◆ Figure contents as structured data:
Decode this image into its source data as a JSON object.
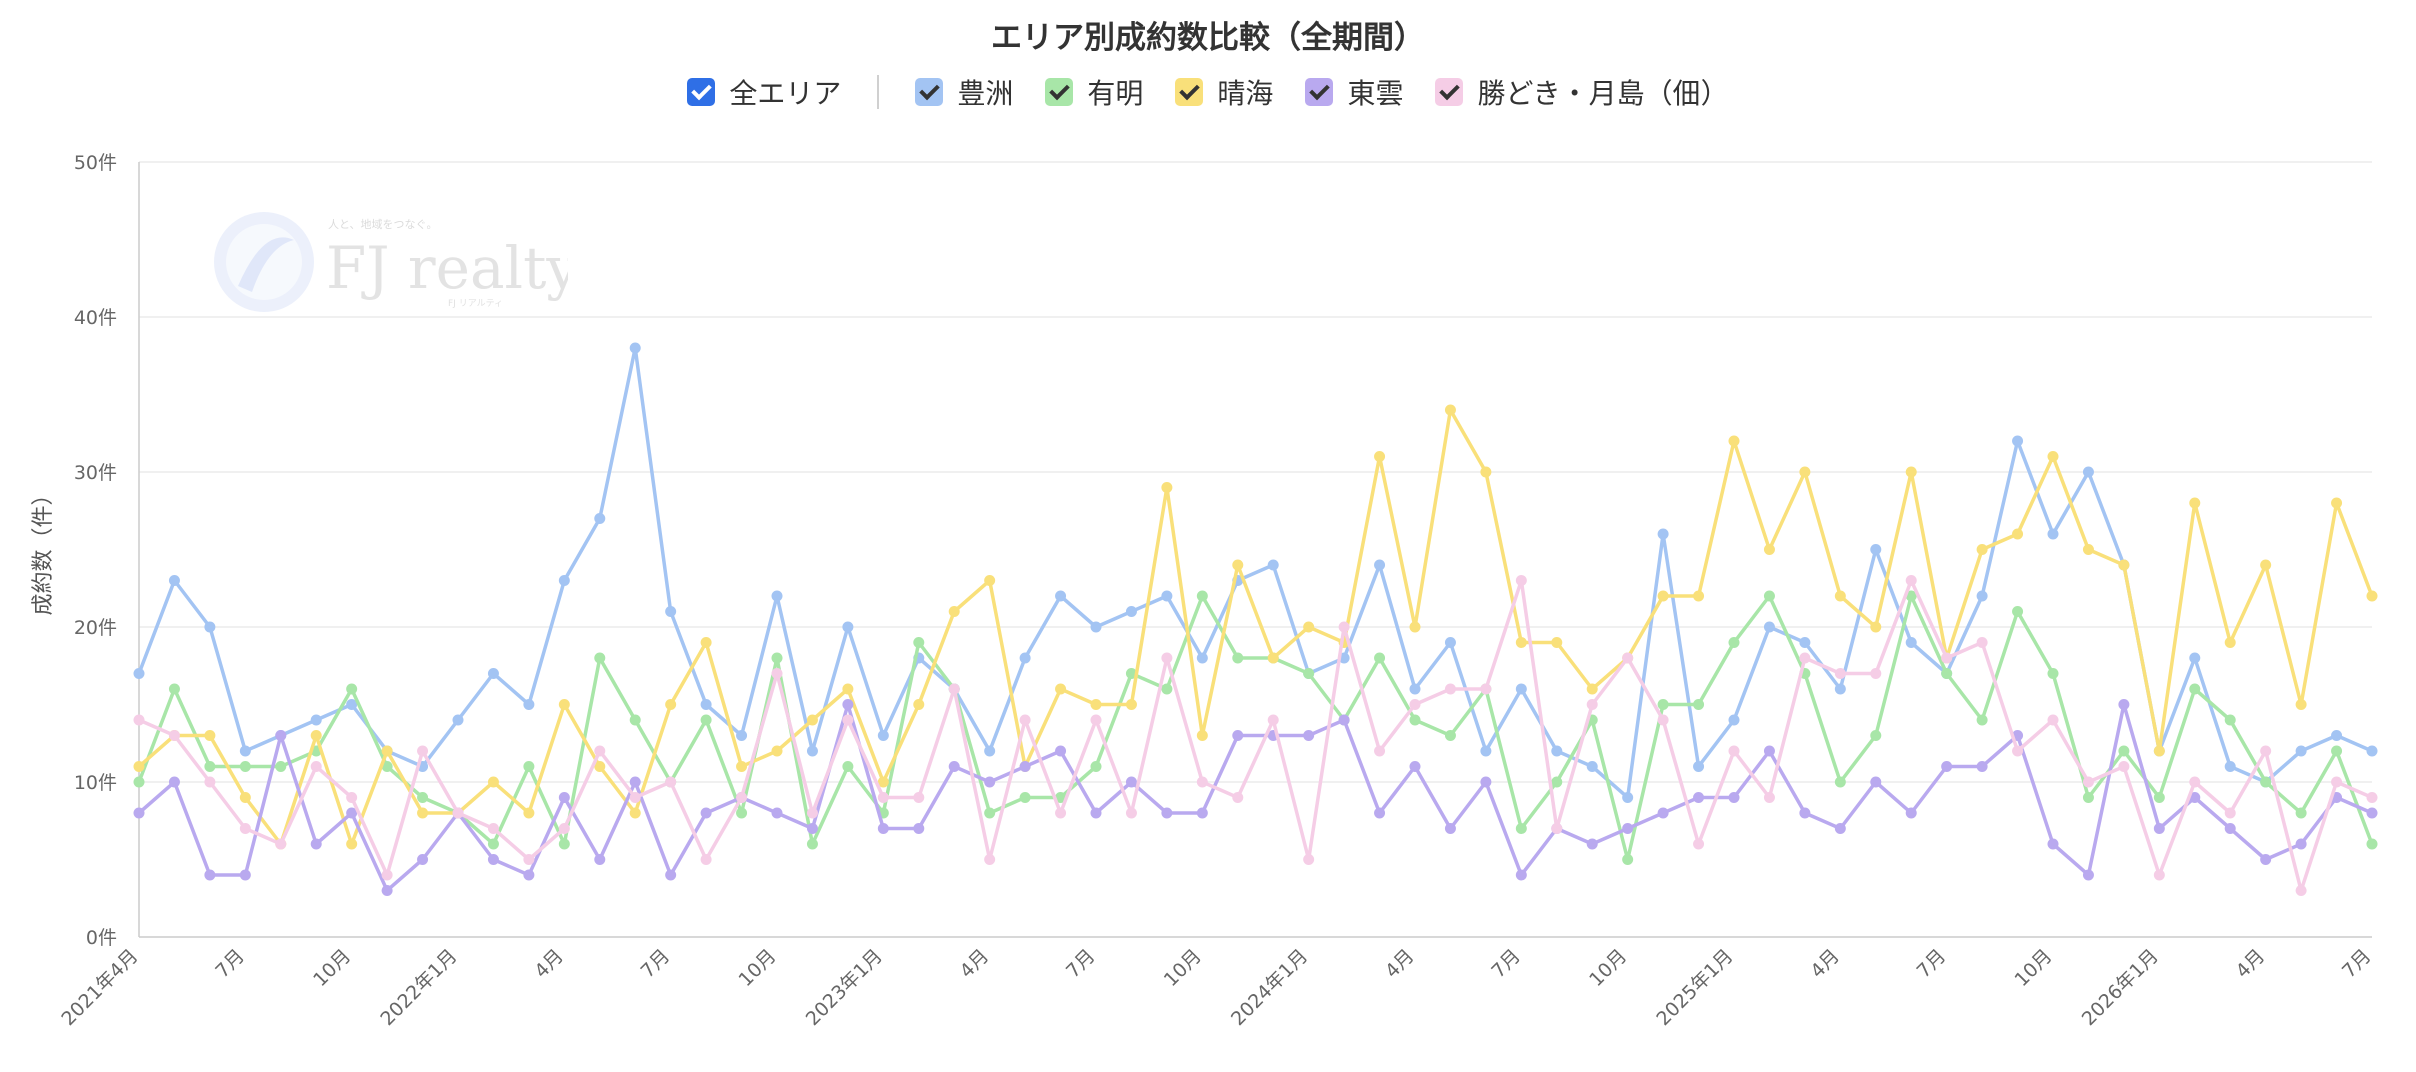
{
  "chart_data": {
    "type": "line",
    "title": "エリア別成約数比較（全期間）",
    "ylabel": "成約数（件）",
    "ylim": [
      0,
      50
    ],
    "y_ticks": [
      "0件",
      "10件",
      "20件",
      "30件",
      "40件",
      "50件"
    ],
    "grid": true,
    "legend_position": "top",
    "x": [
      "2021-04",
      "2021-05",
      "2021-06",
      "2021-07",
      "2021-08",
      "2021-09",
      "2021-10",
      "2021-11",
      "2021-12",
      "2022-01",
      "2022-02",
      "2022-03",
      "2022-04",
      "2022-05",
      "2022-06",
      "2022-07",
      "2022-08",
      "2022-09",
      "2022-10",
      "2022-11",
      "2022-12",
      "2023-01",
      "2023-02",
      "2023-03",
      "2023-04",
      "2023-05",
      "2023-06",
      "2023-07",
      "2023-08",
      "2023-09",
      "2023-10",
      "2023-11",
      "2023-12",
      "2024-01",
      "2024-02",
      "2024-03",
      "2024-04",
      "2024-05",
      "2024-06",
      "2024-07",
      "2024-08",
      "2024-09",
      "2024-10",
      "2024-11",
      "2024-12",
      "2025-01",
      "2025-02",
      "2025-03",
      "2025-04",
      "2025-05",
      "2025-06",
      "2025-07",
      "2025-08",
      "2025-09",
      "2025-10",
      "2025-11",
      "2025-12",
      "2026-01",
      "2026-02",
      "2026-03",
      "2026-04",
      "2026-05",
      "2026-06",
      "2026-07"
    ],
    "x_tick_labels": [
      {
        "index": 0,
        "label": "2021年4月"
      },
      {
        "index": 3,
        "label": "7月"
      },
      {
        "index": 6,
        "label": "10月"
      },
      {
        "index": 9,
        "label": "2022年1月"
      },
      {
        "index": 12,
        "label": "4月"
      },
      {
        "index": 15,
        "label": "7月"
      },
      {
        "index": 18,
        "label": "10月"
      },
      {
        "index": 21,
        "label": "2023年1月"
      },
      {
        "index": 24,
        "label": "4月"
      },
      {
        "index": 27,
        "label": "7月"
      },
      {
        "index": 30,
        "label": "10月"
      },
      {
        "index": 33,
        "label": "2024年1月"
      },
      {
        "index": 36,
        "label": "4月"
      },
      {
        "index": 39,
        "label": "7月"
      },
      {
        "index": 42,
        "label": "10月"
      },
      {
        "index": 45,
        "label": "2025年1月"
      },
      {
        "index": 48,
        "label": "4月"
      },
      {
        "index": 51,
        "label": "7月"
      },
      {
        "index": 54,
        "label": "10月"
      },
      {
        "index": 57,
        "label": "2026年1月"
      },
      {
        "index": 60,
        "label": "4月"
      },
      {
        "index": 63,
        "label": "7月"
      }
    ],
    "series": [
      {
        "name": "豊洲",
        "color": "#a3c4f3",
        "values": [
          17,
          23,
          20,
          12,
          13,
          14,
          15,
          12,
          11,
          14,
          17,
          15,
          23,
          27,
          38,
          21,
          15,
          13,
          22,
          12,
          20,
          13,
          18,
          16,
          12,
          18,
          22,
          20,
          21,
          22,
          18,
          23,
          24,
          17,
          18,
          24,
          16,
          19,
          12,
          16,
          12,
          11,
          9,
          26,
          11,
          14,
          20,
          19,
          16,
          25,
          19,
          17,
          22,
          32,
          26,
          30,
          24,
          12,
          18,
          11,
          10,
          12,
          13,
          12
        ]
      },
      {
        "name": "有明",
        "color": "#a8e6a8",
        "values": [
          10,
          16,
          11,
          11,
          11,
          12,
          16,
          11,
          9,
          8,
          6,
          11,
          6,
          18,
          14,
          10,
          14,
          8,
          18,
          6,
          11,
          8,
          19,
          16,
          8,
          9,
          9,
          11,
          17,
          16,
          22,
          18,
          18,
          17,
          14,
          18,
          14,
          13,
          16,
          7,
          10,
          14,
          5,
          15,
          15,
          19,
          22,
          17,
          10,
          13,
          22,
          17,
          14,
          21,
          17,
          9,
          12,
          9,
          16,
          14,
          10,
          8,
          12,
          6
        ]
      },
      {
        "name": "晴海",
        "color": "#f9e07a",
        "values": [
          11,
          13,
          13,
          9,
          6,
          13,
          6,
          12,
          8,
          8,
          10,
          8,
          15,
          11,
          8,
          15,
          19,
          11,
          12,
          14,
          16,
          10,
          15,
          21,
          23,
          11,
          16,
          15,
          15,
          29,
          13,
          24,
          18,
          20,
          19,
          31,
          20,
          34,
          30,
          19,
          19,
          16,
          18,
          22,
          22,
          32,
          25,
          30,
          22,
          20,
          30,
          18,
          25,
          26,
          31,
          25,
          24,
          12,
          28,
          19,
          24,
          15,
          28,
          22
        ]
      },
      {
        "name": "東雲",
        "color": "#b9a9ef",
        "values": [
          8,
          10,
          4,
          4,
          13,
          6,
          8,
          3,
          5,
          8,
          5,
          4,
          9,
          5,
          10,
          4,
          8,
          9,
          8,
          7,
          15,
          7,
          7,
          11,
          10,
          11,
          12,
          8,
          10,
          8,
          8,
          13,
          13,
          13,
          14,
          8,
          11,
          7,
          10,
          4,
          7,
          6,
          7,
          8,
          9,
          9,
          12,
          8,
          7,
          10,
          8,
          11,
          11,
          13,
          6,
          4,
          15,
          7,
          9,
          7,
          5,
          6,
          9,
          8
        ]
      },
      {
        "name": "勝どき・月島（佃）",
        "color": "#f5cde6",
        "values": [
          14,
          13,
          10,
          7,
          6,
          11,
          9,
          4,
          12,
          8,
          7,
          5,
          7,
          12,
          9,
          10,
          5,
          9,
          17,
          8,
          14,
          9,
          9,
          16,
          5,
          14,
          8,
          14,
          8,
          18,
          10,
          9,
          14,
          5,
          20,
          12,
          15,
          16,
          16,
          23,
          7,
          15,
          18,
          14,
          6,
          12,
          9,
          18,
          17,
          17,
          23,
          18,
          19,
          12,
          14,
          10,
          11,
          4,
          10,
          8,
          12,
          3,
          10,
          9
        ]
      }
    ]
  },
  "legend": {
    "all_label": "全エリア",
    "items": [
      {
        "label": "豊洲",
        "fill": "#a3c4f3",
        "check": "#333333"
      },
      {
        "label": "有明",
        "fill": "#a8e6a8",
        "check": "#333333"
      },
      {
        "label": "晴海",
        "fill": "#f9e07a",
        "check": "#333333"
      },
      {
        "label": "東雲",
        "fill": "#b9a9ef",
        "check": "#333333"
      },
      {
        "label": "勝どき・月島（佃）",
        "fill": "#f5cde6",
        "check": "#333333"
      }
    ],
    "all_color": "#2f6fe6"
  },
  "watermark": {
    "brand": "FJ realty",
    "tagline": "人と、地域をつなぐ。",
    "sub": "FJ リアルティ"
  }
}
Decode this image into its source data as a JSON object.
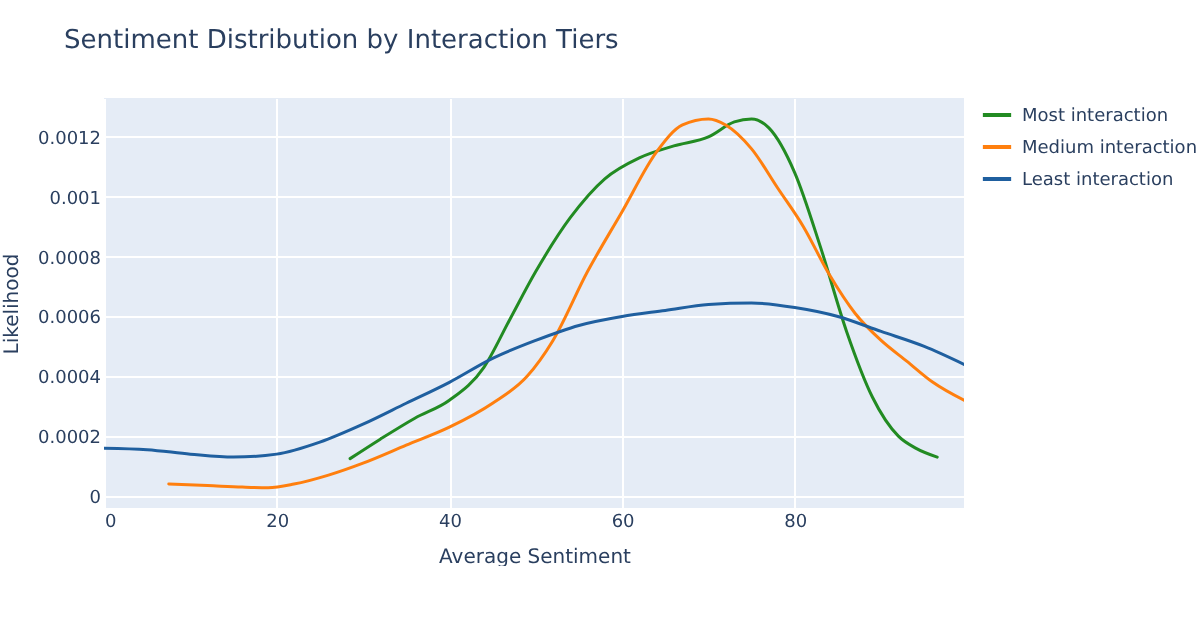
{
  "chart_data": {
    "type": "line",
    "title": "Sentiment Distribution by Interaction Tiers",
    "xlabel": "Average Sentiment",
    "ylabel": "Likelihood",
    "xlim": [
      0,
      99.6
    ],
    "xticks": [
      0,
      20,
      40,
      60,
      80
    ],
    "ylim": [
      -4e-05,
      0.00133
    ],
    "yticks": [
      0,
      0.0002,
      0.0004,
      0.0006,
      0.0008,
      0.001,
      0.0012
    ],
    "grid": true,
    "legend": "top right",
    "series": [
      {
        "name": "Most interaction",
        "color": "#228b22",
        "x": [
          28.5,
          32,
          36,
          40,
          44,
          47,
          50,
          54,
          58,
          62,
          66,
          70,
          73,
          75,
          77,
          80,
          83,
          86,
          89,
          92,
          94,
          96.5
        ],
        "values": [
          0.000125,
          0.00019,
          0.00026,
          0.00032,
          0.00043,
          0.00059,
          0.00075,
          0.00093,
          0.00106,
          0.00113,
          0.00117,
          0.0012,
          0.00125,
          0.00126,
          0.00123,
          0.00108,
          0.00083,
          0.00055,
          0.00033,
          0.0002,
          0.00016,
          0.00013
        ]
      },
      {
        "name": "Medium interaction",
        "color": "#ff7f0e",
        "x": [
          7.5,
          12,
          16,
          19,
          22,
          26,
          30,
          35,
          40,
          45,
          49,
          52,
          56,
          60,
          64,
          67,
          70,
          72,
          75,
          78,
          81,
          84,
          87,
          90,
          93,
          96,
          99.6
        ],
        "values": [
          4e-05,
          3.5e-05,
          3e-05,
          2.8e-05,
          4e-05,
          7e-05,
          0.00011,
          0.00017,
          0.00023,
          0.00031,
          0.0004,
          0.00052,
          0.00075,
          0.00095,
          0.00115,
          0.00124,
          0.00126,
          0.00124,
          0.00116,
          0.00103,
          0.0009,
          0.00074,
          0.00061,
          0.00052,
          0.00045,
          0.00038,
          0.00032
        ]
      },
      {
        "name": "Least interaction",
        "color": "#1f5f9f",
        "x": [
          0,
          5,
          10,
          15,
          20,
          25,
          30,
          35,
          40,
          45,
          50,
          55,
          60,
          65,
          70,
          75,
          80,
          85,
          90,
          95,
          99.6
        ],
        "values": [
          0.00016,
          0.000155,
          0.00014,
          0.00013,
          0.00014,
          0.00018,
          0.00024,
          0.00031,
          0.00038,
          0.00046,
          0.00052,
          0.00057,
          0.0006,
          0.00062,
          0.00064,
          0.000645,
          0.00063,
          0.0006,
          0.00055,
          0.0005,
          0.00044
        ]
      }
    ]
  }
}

◆ Your goal: Look through the entries above for the word "fill". Copy every line where it shows up.

◆ Written answer:
        "fill": "#a3c4f3",
        "fill": "#a8e6a8",
        "fill": "#f9e07a",
        "fill": "#b9a9ef",
        "fill": "#f5cde6",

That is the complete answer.